____ Dataset content

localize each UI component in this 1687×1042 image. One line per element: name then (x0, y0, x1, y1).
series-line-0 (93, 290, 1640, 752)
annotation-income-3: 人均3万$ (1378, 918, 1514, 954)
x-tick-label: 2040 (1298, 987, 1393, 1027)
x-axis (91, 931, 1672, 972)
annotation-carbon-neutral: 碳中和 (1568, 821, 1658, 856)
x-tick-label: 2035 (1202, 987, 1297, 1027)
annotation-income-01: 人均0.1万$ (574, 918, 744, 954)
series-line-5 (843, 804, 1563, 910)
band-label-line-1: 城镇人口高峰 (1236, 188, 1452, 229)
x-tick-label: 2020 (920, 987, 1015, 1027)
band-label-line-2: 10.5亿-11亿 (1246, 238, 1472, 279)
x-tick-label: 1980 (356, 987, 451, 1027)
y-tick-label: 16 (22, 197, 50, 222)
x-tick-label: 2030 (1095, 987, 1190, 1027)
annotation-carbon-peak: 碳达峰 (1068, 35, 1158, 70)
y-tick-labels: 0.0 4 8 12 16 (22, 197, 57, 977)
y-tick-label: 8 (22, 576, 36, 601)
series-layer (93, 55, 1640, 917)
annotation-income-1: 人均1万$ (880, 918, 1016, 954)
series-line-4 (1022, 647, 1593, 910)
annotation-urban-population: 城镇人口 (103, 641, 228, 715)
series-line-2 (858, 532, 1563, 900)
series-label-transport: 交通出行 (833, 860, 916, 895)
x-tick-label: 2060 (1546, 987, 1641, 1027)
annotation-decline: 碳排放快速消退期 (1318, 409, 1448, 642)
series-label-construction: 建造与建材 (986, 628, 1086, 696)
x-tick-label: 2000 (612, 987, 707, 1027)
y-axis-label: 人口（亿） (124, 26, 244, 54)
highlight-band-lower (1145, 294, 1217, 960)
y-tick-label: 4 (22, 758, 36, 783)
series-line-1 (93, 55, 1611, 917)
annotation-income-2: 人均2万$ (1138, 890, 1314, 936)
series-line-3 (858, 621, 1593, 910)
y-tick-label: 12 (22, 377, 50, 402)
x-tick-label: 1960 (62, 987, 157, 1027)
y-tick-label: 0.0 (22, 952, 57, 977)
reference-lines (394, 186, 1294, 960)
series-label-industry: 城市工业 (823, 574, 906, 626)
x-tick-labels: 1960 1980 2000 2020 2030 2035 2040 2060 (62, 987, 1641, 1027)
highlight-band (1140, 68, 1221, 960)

________

| Written exercise |
Rewrite the records starting at the beginning and ending at the line containing "series-layer (93, 55, 1640, 917)", with "x-axis-tick" substituted for each "x-tick-label" and nothing else altered.

| Written answer |
localize each UI component in this 1687×1042 image. One line per element: name then (x0, y0, x1, y1).
series-line-0 (93, 290, 1640, 752)
annotation-income-3: 人均3万$ (1378, 918, 1514, 954)
x-axis-tick: 2040 (1298, 987, 1393, 1027)
x-axis (91, 931, 1672, 972)
annotation-carbon-neutral: 碳中和 (1568, 821, 1658, 856)
x-axis-tick: 2035 (1202, 987, 1297, 1027)
annotation-income-01: 人均0.1万$ (574, 918, 744, 954)
series-line-5 (843, 804, 1563, 910)
band-label-line-1: 城镇人口高峰 (1236, 188, 1452, 229)
x-axis-tick: 2020 (920, 987, 1015, 1027)
band-label-line-2: 10.5亿-11亿 (1246, 238, 1472, 279)
x-axis-tick: 1980 (356, 987, 451, 1027)
y-tick-label: 16 (22, 197, 50, 222)
x-axis-tick: 2030 (1095, 987, 1190, 1027)
annotation-carbon-peak: 碳达峰 (1068, 35, 1158, 70)
y-tick-labels: 0.0 4 8 12 16 (22, 197, 57, 977)
y-tick-label: 8 (22, 576, 36, 601)
series-layer (93, 55, 1640, 917)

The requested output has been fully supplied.